_GIVEN RECORDS_
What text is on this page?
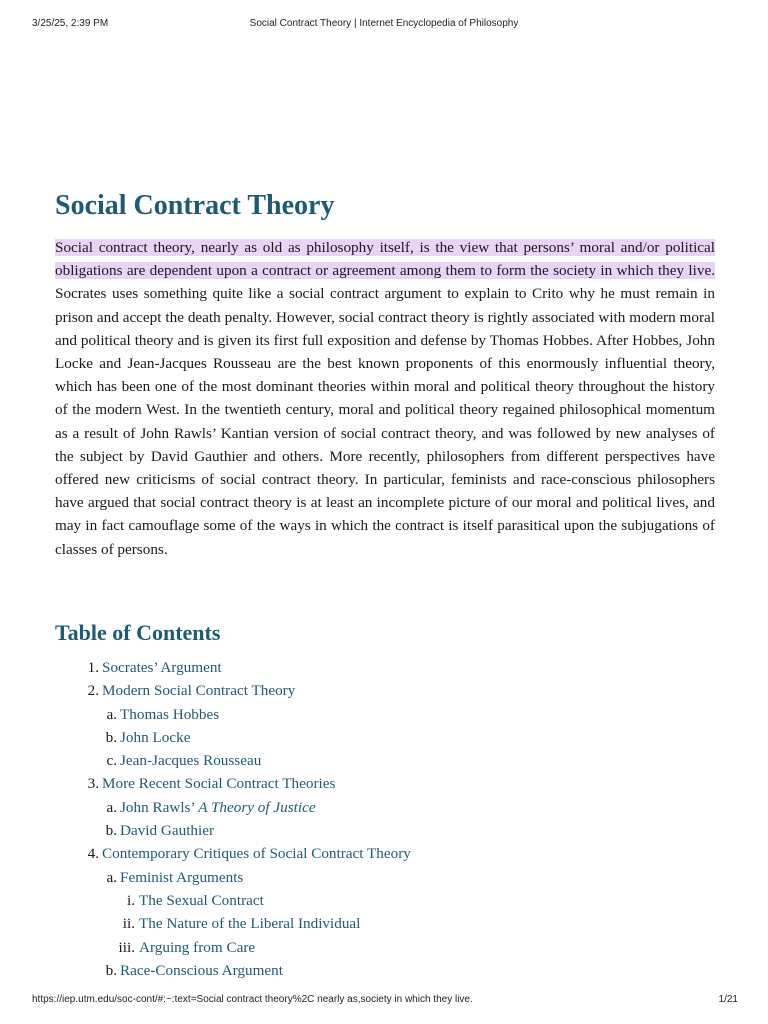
3/25/25, 2:39 PM	Social Contract Theory | Internet Encyclopedia of Philosophy
Social Contract Theory

Social contract theory, nearly as old as philosophy itself, is the view that persons’ moral and/or political obligations are dependent upon a contract or agreement among them to form the society in which they live. Socrates uses something quite like a social contract argument to explain to Crito why he must remain in prison and accept the death penalty. However, social contract theory is rightly associated with modern moral and political theory and is given its first full exposition and defense by Thomas Hobbes. After Hobbes, John Locke and Jean-Jacques Rousseau are the best known proponents of this enormously influential theory, which has been one of the most dominant theories within moral and political theory throughout the history of the modern West. In the twentieth century, moral and political theory regained philosophical momentum as a result of John Rawls’ Kantian version of social contract theory, and was followed by new analyses of the subject by David Gauthier and others. More recently, philosophers from different perspectives have offered new criticisms of social contract theory. In particular, feminists and race-conscious philosophers have argued that social contract theory is at least an incomplete picture of our moral and political lives, and may in fact camouflage some of the ways in which the contract is itself parasitical upon the subjugations of classes of persons.

Table of Contents
1. Socrates’ Argument
2. Modern Social Contract Theory
a. Thomas Hobbes
b. John Locke
c. Jean-Jacques Rousseau
3. More Recent Social Contract Theories
a. John Rawls’ A Theory of Justice
b. David Gauthier
4. Contemporary Critiques of Social Contract Theory
a. Feminist Arguments
i. The Sexual Contract
ii. The Nature of the Liberal Individual
iii. Arguing from Care
b. Race-Conscious Argument
https://iep.utm.edu/soc-cont/#:~:text=Social contract theory%2C nearly as,society in which they live.	1/21
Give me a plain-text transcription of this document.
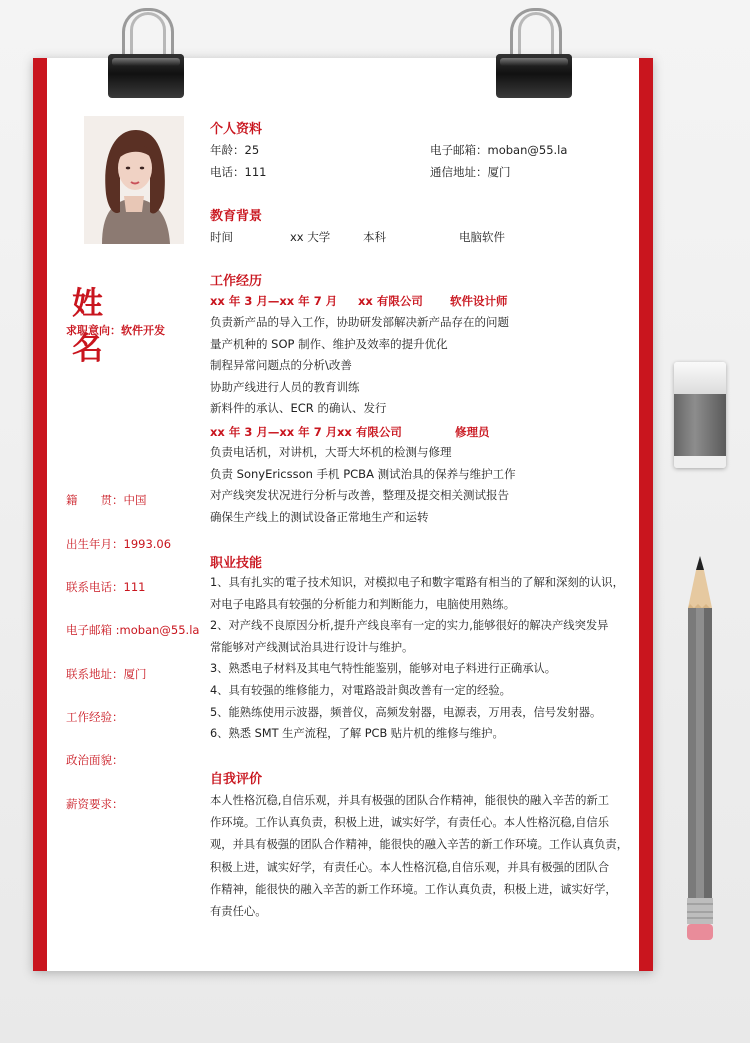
姓 名
求职意向：软件开发
籍　　贯：中国
出生年月：1993.06
联系电话：111
电子邮箱 :moban@55.la
联系地址：厦门
工作经验：
政治面貌：
薪资要求：
个人资料
年龄：25	电子邮箱：moban@55.la
电话：111	通信地址：厦门
教育背景
时间	xx 大学	本科	电脑软件
工作经历
xx 年 3 月—xx 年 7 月 xx 有限公司 软件设计师
负责新产品的导入工作，协助研发部解决新产品存在的问题
量产机种的 SOP 制作、维护及效率的提升优化
制程异常问题点的分析\改善
协助产线进行人员的教育训练
新料件的承认、ECR 的确认、发行
xx 年 3 月—xx 年 7 月 xx 有限公司	修理员
负责电话机，对讲机，大哥大坏机的检测与修理
负责 SonyEricsson 手机 PCBA 测试治具的保养与维护工作
对产线突发状况进行分析与改善，整理及提交相关测试报告
确保生产线上的测试设备正常地生产和运转
职业技能
1、具有扎实的電子技术知识，对模拟电子和數字電路有相当的了解和深刻的认识，
对电子电路具有较强的分析能力和判断能力，电脑使用熟练。
2、对产线不良原因分析,提升产线良率有一定的实力,能够很好的解决产线突发异
常能够对产线测试治具进行设计与维护。
3、熟悉电子材料及其电气特性能鉴别，能够对电子料进行正确承认。
4、具有较强的维修能力，对電路設計與改善有一定的经验。
5、能熟练使用示波器，频普仪，高频发射器，电源表，万用表，信号发射器。
6、熟悉 SMT 生产流程，了解 PCB 贴片机的维修与维护。
自我评价
本人性格沉稳,自信乐观，并具有极强的团队合作精神，能很快的融入辛苦的新工
作环境。工作认真负责，积极上进，诚实好学，有责任心。本人性格沉稳,自信乐
观，并具有极强的团队合作精神，能很快的融入辛苦的新工作环境。工作认真负责，
积极上进，诚实好学，有责任心。本人性格沉稳,自信乐观，并具有极强的团队合
作精神，能很快的融入辛苦的新工作环境。工作认真负责，积极上进，诚实好学，
有责任心。
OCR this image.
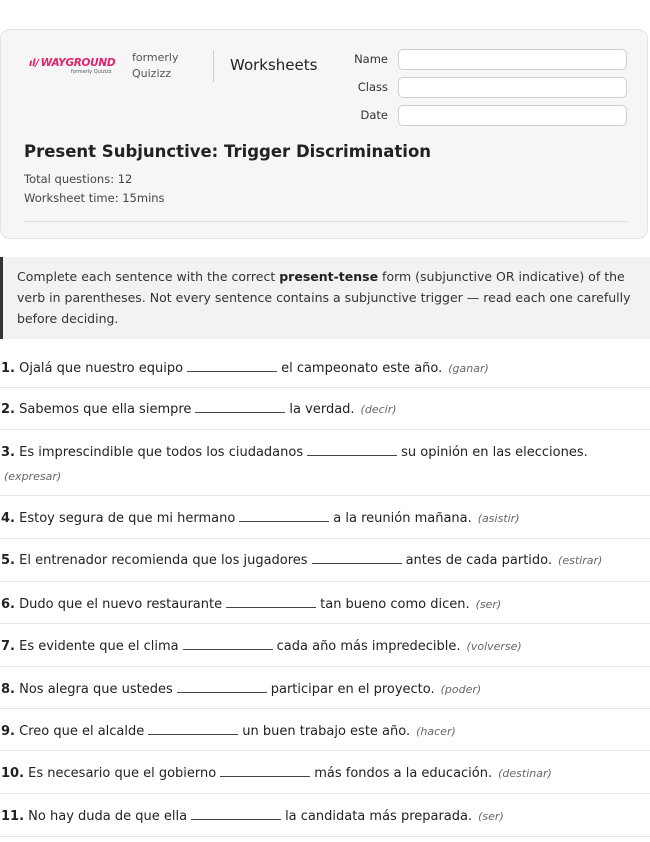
ıl/ WAYGROUND
formerly Quizizz
formerly
Quizizz	Worksheets	Name
Class
Date
Present Subjunctive: Trigger Discrimination
Total questions: 12
Worksheet time: 15mins
Complete each sentence with the correct present-tense form (subjunctive OR indicative) of the verb in parentheses. Not every sentence contains a subjunctive trigger — read each one carefully before deciding.
1. Ojalá que nuestro equipo	el campeonato este año. (ganar)
2. Sabemos que ella siempre	la verdad. (decir)
3. Es imprescindible que todos los ciudadanos	su opinión en las elecciones.
(expresar)
4. Estoy segura de que mi hermano	a la reunión mañana. (asistir)
5. El entrenador recomienda que los jugadores	antes de cada partido. (estirar)
6. Dudo que el nuevo restaurante	tan bueno como dicen. (ser)
7. Es evidente que el clima	cada año más impredecible. (volverse)
8. Nos alegra que ustedes	participar en el proyecto. (poder)
9. Creo que el alcalde	un buen trabajo este año. (hacer)
10. Es necesario que el gobierno	más fondos a la educación. (destinar)
11. No hay duda de que ella	la candidata más preparada. (ser)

_INSTRUCTION_
Go through the material above and print all of it exactly, except the pictures.

_SOLUTION FOR THIS PROBLEM_
What text is on this page?
3/25/25, 2:39 PM	Social Contract Theory | Internet Encyclopedia of Philosophy
Social Contract Theory

Social contract theory, nearly as old as philosophy itself, is the view that persons’ moral and/or political obligations are dependent upon a contract or agreement among them to form the society in which they live. Socrates uses something quite like a social contract argument to explain to Crito why he must remain in prison and accept the death penalty. However, social contract theory is rightly associated with modern moral and political theory and is given its first full exposition and defense by Thomas Hobbes. After Hobbes, John Locke and Jean-Jacques Rousseau are the best known proponents of this enormously influential theory, which has been one of the most dominant theories within moral and political theory throughout the history of the modern West. In the twentieth century, moral and political theory regained philosophical momentum as a result of John Rawls’ Kantian version of social contract theory, and was followed by new analyses of the subject by David Gauthier and others. More recently, philosophers from different perspectives have offered new criticisms of social contract theory. In particular, feminists and race-conscious philosophers have argued that social contract theory is at least an incomplete picture of our moral and political lives, and may in fact camouflage some of the ways in which the contract is itself parasitical upon the subjugations of classes of persons.

Table of Contents
1. Socrates’ Argument
2. Modern Social Contract Theory
a. Thomas Hobbes
b. John Locke
c. Jean-Jacques Rousseau
3. More Recent Social Contract Theories
a. John Rawls’ A Theory of Justice
b. David Gauthier
4. Contemporary Critiques of Social Contract Theory
a. Feminist Arguments
i. The Sexual Contract
ii. The Nature of the Liberal Individual
iii. Arguing from Care
b. Race-Conscious Argument
https://iep.utm.edu/soc-cont/#:~:text=Social contract theory%2C nearly as,society in which they live.	1/21
Give me a plain-text transcription of this document.
姓 名
求职意向：软件开发
籍　　贯：中国
出生年月：1993.06
联系电话：111
电子邮箱 :moban@55.la
联系地址：厦门
工作经验：
政治面貌：
薪资要求：
个人资料
年龄：25	电子邮箱：moban@55.la
电话：111	通信地址：厦门
教育背景
时间	xx 大学	本科	电脑软件
工作经历
xx 年 3 月—xx 年 7 月 xx 有限公司 软件设计师
负责新产品的导入工作，协助研发部解决新产品存在的问题
量产机种的 SOP 制作、维护及效率的提升优化
制程异常问题点的分析\改善
协助产线进行人员的教育训练
新料件的承认、ECR 的确认、发行
xx 年 3 月—xx 年 7 月 xx 有限公司	修理员
负责电话机，对讲机，大哥大坏机的检测与修理
负责 SonyEricsson 手机 PCBA 测试治具的保养与维护工作
对产线突发状况进行分析与改善，整理及提交相关测试报告
确保生产线上的测试设备正常地生产和运转
职业技能
1、具有扎实的電子技术知识，对模拟电子和數字電路有相当的了解和深刻的认识，
对电子电路具有较强的分析能力和判断能力，电脑使用熟练。
2、对产线不良原因分析,提升产线良率有一定的实力,能够很好的解决产线突发异
常能够对产线测试治具进行设计与维护。
3、熟悉电子材料及其电气特性能鉴别，能够对电子料进行正确承认。
4、具有较强的维修能力，对電路設計與改善有一定的经验。
5、能熟练使用示波器，频普仪，高频发射器，电源表，万用表，信号发射器。
6、熟悉 SMT 生产流程，了解 PCB 贴片机的维修与维护。
自我评价
本人性格沉稳,自信乐观，并具有极强的团队合作精神，能很快的融入辛苦的新工
作环境。工作认真负责，积极上进，诚实好学，有责任心。本人性格沉稳,自信乐
观，并具有极强的团队合作精神，能很快的融入辛苦的新工作环境。工作认真负责，
积极上进，诚实好学，有责任心。本人性格沉稳,自信乐观，并具有极强的团队合
作精神，能很快的融入辛苦的新工作环境。工作认真负责，积极上进，诚实好学，
有责任心。
OCR this image.
ıl/ WAYGROUND
formerly Quizizz
formerly
Quizizz	Worksheets	Name
Class
Date
Present Subjunctive: Trigger Discrimination
Total questions: 12
Worksheet time: 15mins
Complete each sentence with the correct present-tense form (subjunctive OR indicative) of the verb in parentheses. Not every sentence contains a subjunctive trigger — read each one carefully before deciding.
1. Ojalá que nuestro equipo	el campeonato este año. (ganar)
2. Sabemos que ella siempre	la verdad. (decir)
3. Es imprescindible que todos los ciudadanos	su opinión en las elecciones.
(expresar)
4. Estoy segura de que mi hermano	a la reunión mañana. (asistir)
5. El entrenador recomienda que los jugadores	antes de cada partido. (estirar)
6. Dudo que el nuevo restaurante	tan bueno como dicen. (ser)
7. Es evidente que el clima	cada año más impredecible. (volverse)
8. Nos alegra que ustedes	participar en el proyecto. (poder)
9. Creo que el alcalde	un buen trabajo este año. (hacer)
10. Es necesario que el gobierno	más fondos a la educación. (destinar)
11. No hay duda de que ella	la candidata más preparada. (ser)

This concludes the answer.